In the data that follows, count each line holding the string "переходит"; answer with the number only.

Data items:
#####

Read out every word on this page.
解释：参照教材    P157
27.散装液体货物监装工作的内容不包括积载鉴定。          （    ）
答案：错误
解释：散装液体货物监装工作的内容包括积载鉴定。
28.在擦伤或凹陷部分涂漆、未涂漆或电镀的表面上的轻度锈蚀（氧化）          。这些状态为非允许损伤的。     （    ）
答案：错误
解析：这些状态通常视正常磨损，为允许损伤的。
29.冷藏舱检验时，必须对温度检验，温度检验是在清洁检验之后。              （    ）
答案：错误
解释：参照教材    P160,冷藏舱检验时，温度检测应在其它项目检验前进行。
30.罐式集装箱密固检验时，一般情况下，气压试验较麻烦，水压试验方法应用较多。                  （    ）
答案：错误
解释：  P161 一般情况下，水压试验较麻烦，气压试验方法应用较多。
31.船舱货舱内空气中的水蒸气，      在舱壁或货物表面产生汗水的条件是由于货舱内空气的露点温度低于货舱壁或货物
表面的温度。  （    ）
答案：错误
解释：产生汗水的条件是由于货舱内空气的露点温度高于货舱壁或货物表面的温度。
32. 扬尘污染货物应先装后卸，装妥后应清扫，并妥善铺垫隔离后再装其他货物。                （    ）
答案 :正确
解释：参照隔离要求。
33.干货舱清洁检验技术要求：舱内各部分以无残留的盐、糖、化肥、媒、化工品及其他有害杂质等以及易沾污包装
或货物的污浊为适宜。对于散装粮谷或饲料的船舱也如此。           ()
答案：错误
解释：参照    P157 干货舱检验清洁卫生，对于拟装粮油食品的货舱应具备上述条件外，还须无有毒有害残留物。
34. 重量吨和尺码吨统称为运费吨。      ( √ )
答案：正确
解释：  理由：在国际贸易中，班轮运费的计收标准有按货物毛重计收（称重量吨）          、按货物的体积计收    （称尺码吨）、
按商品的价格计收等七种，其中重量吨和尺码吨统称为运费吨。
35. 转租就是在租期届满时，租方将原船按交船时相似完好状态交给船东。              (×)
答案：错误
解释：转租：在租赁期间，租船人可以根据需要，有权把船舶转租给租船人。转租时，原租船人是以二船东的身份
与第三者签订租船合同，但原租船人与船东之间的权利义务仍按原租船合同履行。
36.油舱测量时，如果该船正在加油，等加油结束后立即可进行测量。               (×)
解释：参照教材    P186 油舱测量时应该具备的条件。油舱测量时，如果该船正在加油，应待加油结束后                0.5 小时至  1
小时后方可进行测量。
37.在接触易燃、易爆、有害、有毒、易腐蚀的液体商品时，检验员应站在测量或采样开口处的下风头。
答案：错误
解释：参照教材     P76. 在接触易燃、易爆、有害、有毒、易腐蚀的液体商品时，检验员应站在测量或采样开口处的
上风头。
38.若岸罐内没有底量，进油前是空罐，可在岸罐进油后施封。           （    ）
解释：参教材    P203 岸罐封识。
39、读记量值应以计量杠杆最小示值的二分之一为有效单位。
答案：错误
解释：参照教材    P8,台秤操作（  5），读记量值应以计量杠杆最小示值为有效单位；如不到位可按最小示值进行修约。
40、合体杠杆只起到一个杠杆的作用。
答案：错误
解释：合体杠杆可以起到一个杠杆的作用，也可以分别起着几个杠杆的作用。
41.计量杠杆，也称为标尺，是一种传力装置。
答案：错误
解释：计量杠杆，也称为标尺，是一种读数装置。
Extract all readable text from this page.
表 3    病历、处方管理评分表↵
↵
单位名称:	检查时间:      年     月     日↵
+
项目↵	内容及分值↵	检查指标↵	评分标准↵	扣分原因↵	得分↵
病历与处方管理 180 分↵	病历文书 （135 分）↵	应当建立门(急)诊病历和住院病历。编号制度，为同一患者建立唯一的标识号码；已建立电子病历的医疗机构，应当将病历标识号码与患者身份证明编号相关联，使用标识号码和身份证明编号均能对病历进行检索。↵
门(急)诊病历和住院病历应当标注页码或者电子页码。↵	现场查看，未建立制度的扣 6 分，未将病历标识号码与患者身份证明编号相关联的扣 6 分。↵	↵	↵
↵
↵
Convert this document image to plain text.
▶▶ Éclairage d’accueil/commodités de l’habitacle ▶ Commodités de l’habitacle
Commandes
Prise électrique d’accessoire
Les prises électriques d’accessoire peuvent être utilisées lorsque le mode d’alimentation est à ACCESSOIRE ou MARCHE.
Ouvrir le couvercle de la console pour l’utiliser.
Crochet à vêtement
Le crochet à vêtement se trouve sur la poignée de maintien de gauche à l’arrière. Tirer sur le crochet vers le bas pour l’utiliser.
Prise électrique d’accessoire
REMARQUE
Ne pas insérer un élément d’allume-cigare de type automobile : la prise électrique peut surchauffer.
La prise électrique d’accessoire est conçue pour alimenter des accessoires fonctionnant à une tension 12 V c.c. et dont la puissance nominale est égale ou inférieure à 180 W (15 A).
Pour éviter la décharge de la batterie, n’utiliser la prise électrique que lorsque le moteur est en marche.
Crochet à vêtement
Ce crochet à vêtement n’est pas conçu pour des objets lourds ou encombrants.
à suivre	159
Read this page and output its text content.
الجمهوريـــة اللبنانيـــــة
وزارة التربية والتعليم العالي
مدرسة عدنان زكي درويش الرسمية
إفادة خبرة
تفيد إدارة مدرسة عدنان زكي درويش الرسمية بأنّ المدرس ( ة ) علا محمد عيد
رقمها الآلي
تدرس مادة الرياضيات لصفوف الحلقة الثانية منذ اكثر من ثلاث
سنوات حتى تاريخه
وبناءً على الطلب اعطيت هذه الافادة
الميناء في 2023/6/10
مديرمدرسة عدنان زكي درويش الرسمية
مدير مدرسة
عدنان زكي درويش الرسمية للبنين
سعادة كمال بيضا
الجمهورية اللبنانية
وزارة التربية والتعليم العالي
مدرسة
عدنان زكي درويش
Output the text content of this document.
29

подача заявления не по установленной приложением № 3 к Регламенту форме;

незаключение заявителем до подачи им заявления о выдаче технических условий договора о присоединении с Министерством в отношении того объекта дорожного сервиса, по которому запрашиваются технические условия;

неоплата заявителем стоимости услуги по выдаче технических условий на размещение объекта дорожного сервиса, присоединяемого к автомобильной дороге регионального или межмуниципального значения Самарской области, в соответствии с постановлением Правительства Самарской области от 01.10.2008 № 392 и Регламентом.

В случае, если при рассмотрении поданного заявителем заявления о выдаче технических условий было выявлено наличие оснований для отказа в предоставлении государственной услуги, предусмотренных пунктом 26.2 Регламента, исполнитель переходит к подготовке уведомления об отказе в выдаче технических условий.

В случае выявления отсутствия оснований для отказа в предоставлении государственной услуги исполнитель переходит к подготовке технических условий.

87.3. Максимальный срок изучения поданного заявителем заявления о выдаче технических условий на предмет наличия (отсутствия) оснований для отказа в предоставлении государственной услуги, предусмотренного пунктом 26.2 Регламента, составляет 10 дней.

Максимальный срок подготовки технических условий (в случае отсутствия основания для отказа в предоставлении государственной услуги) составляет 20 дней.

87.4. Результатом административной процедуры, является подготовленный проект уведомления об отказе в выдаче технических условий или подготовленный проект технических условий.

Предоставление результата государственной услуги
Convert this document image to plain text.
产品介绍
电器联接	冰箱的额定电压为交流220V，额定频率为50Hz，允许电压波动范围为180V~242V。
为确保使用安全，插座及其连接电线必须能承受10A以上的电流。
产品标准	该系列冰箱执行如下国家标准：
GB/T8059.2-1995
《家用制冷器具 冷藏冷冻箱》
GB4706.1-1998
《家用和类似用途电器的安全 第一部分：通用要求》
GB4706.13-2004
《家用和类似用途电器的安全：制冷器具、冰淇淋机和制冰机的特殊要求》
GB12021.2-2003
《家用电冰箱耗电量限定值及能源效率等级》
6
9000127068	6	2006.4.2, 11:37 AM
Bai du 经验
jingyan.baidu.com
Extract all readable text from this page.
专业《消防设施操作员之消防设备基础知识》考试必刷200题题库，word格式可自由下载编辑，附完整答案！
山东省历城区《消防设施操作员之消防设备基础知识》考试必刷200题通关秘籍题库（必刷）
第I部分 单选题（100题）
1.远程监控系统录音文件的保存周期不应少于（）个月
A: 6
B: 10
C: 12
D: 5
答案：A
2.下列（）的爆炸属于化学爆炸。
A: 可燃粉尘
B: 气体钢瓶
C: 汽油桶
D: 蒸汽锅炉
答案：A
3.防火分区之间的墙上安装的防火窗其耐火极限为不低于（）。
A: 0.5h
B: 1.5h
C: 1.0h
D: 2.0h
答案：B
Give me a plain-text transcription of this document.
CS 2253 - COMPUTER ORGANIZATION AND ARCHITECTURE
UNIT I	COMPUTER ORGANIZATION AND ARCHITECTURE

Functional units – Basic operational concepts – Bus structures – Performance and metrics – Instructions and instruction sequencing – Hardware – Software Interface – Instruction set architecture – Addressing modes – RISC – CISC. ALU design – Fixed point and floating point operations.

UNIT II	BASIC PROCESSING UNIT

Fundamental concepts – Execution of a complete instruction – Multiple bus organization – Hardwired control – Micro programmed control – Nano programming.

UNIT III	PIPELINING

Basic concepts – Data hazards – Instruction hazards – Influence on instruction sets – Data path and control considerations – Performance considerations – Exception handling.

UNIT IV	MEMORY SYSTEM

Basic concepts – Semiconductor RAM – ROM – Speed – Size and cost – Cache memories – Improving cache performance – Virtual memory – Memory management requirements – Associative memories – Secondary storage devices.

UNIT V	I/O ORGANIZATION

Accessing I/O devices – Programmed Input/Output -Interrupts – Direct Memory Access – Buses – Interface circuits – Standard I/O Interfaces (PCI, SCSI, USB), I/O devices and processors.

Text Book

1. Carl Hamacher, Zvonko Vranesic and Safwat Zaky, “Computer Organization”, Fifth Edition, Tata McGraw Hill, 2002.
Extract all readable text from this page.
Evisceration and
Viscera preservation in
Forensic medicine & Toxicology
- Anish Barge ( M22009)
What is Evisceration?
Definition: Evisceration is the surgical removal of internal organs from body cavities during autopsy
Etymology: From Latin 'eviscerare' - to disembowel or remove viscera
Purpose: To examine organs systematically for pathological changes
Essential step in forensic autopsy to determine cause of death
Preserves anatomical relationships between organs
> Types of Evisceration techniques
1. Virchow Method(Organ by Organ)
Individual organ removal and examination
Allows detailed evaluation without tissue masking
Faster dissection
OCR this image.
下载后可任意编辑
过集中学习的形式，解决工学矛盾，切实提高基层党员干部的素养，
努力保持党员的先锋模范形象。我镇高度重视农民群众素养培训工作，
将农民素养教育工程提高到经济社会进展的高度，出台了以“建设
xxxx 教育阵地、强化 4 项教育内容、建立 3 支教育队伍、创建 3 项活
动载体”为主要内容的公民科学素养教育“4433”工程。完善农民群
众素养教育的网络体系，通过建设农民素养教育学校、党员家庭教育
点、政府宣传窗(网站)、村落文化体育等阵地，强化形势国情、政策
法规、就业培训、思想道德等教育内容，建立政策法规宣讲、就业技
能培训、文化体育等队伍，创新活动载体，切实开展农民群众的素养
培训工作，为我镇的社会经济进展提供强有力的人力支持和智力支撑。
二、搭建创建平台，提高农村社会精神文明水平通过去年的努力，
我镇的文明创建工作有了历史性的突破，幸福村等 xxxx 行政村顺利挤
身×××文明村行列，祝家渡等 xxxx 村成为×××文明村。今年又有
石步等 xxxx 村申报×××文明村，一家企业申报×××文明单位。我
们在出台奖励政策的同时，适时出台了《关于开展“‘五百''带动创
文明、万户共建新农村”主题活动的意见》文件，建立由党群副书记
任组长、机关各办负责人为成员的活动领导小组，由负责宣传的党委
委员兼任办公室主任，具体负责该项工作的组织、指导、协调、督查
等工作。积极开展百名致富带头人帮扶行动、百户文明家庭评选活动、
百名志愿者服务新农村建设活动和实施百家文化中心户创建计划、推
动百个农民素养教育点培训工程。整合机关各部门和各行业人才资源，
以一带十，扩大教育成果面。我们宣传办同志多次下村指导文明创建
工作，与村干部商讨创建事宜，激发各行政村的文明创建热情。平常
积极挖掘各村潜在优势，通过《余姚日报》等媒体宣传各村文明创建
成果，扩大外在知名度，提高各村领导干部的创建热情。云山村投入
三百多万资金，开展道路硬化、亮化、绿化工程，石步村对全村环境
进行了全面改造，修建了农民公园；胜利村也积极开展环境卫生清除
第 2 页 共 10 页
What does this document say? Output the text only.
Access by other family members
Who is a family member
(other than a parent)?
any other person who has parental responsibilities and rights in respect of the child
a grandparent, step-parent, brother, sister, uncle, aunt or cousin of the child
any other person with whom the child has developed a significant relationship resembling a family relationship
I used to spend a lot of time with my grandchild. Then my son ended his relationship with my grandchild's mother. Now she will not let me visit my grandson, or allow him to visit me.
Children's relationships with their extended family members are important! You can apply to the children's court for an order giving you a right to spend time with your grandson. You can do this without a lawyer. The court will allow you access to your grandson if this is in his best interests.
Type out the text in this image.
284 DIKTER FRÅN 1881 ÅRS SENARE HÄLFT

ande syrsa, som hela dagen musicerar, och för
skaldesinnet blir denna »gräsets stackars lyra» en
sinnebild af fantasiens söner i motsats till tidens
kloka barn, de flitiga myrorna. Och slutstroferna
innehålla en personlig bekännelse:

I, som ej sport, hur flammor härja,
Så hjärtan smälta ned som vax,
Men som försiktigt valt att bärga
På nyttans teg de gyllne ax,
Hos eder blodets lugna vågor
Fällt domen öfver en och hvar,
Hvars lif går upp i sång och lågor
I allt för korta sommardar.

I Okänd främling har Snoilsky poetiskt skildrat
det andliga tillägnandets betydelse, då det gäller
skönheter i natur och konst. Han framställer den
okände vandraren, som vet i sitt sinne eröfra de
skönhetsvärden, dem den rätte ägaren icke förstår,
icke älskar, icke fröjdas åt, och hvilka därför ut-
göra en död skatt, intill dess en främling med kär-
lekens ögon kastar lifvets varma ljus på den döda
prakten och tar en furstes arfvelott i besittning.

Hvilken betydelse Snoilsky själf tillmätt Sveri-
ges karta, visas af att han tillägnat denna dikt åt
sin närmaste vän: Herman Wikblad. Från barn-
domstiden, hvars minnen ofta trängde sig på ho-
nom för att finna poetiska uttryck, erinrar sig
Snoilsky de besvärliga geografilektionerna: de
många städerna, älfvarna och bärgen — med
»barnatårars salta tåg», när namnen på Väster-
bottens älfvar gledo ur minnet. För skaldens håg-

#####

▶ [Output for this task]: 2